Using the listing below, please gather every line containing the word "text".
━━━━━━━━━━━━━━━━
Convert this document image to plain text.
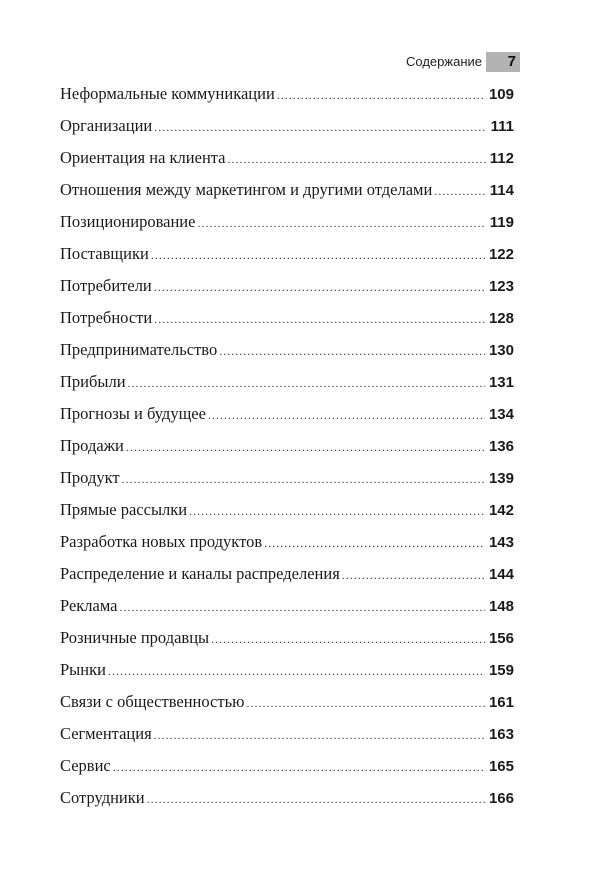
Содержание	7
Неформальные коммуникации .....	109
Организации .....	111
Ориентация на клиента .....	112
Отношения между маркетингом и другими отделами .....	114
Позиционирование .....	119
Поставщики .....	122
Потребители .....	123
Потребности .....	128
Предпринимательство .....	130
Прибыли .....	131
Прогнозы и будущее .....	134
Продажи .....	136
Продукт .....	139
Прямые рассылки .....	142
Разработка новых продуктов .....	143
Распределение и каналы распределения .....	144
Реклама .....	148
Розничные продавцы .....	156
Рынки .....	159
Связи с общественностью .....	161
Сегментация .....	163
Сервис .....	165
Сотрудники .....	166
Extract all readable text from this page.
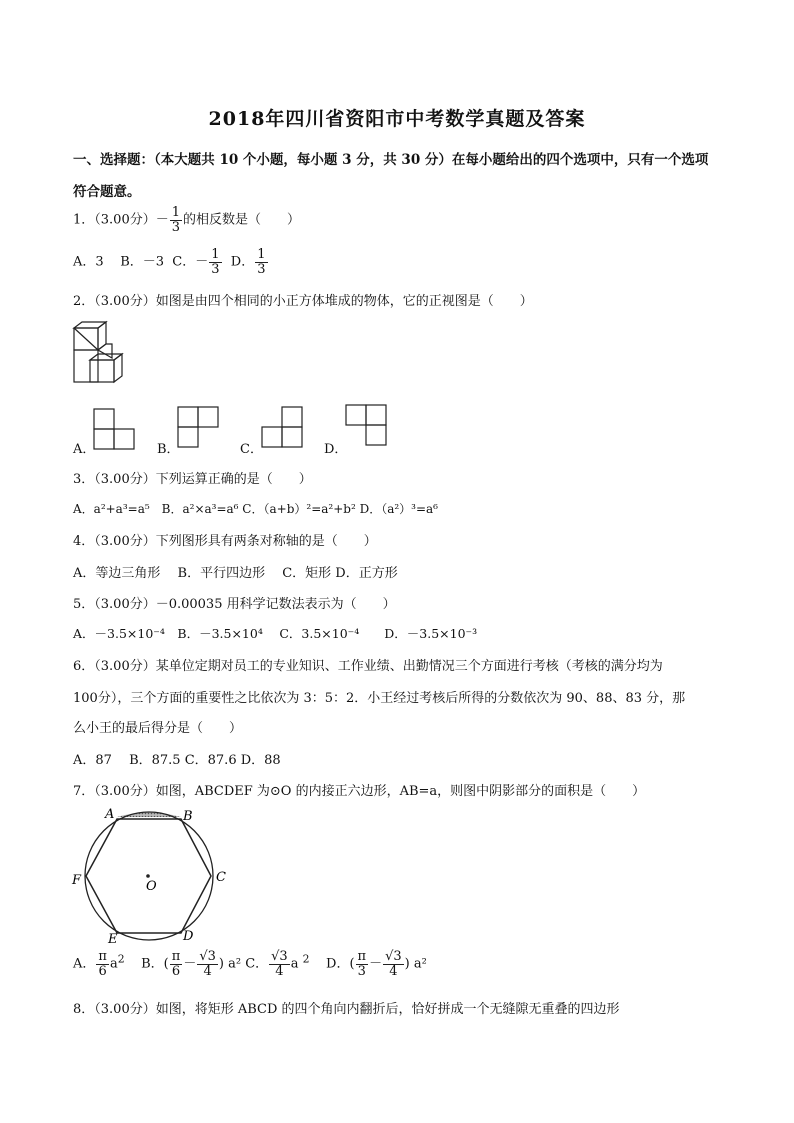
2018年四川省资阳市中考数学真题及答案
一、选择题：（本大题共 10 个小题，每小题 3 分，共 30 分）在每小题给出的四个选项中，只有一个选项
符合题意。
1．（3.00分）－ $\frac{1}{3}$ 的相反数是（　　）
A．3 B．－3 C．－ $\frac{1}{3}$ D． $\frac{1}{3}$
2．（3.00分）如图是由四个相同的小正方体堆成的物体，它的正视图是（　　）
A．	B．	C．	D．
3．（3.00分）下列运算正确的是（　　）
A．a²+a³=a⁵　B．a²×a³=a⁶ C．（a+b）²=a²+b² D．（a²）³=a⁶
4．（3.00分）下列图形具有两条对称轴的是（　　）
A．等边三角形　 B．平行四边形　 C．矩形 D．正方形
5．（3.00分）－0.00035 用科学记数法表示为（　　）
A．－3.5×10⁻⁴　B．－3.5×10⁴　 C．3.5×10⁻⁴　　D．－3.5×10⁻³
6．（3.00分）某单位定期对员工的专业知识、工作业绩、出勤情况三个方面进行考核（考核的满分均为
100分），三个方面的重要性之比依次为 3：5：2．小王经过考核后所得的分数依次为 90、88、83 分，那
么小王的最后得分是（　　）
A．87　 B．87.5 C．87.6 D．88
7．（3.00分）如图，ABCDEF 为⊙O 的内接正六边形，AB=a，则图中阴影部分的面积是（　　）
A	B
C
D
E
F	O
A． $\frac{\pi}{6} a^2$ B．( $\frac{\pi}{6} - \frac{√3}{4}$ ) a² C． $\frac{√3}{4}$ a $^2$ D．( $\frac{\pi}{3} - \frac{√3}{4}$ ) a²
8．（3.00分）如图，将矩形 ABCD 的四个角向内翻折后，恰好拼成一个无缝隙无重叠的四边形
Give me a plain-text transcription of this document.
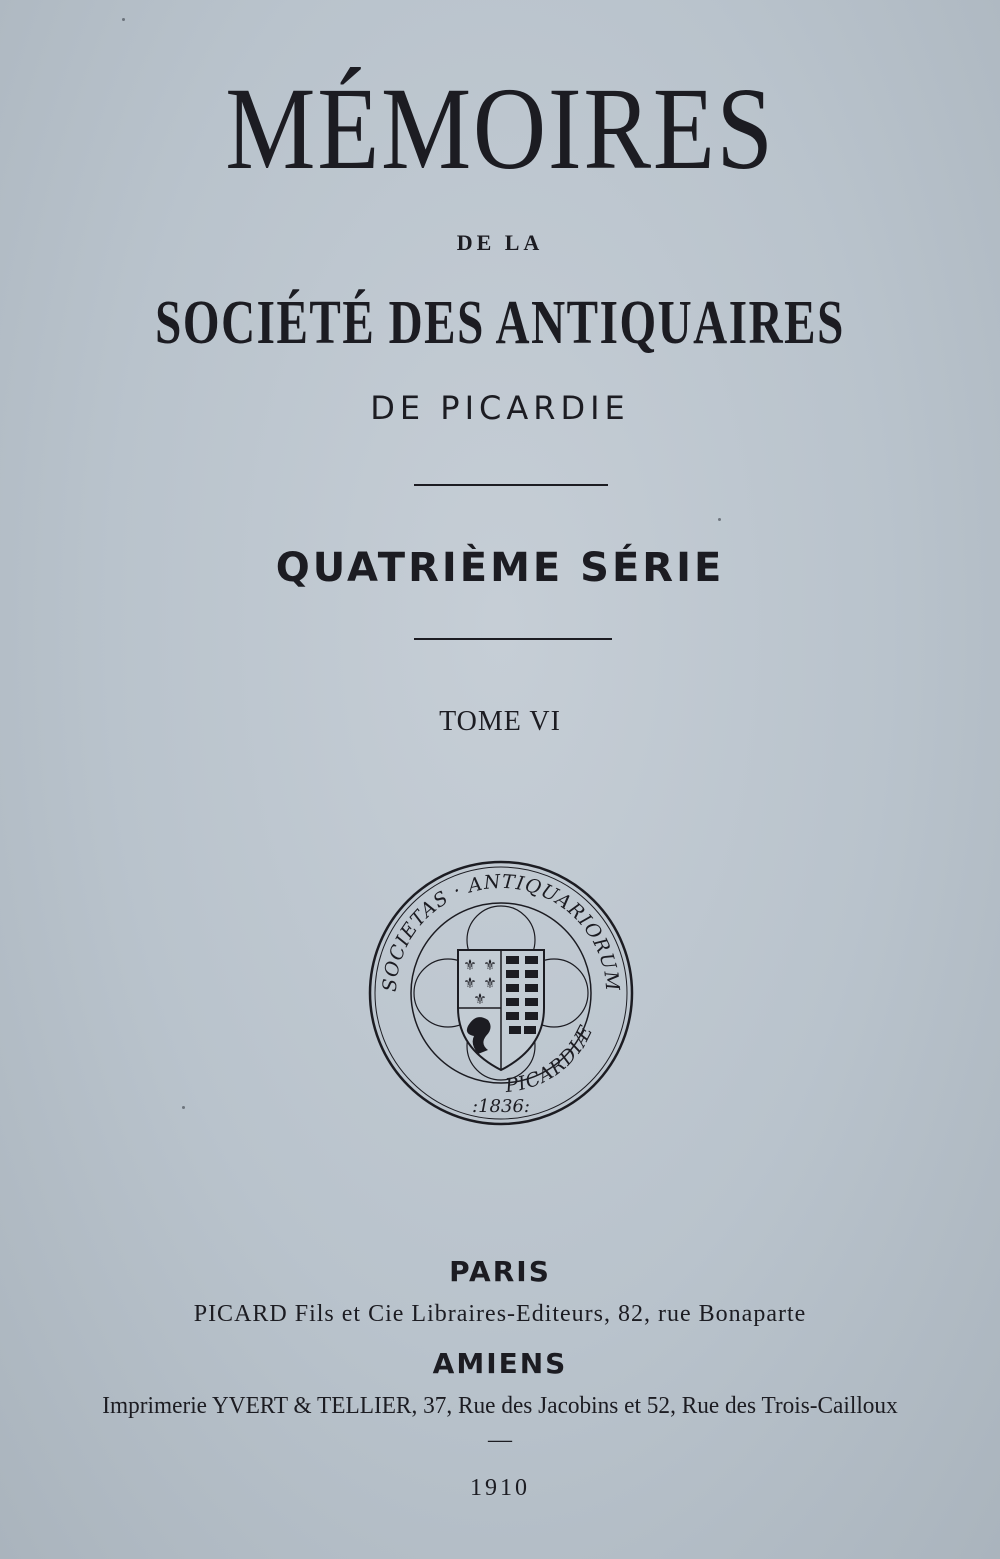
MÉMOIRES
DE LA
SOCIÉTÉ DES ANTIQUAIRES
DE PICARDIE
QUATRIÈME SÉRIE
TOME VI
SOCIETAS · ANTIQUARIORUM
PICARDIÆ
:1836:
⚜ ⚜
⚜ ⚜
⚜
PARIS
PICARD Fils et Cie Libraires-Editeurs, 82, rue Bonaparte
AMIENS
Imprimerie YVERT & TELLIER, 37, Rue des Jacobins et 52, Rue des Trois-Cailloux
—
1910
━━━━━━━━━━━━━━━━
Output for this exercise ->
Convert this document image to plain text.
Extract all readable text from this page.
Give me a plain-text transcription of this document.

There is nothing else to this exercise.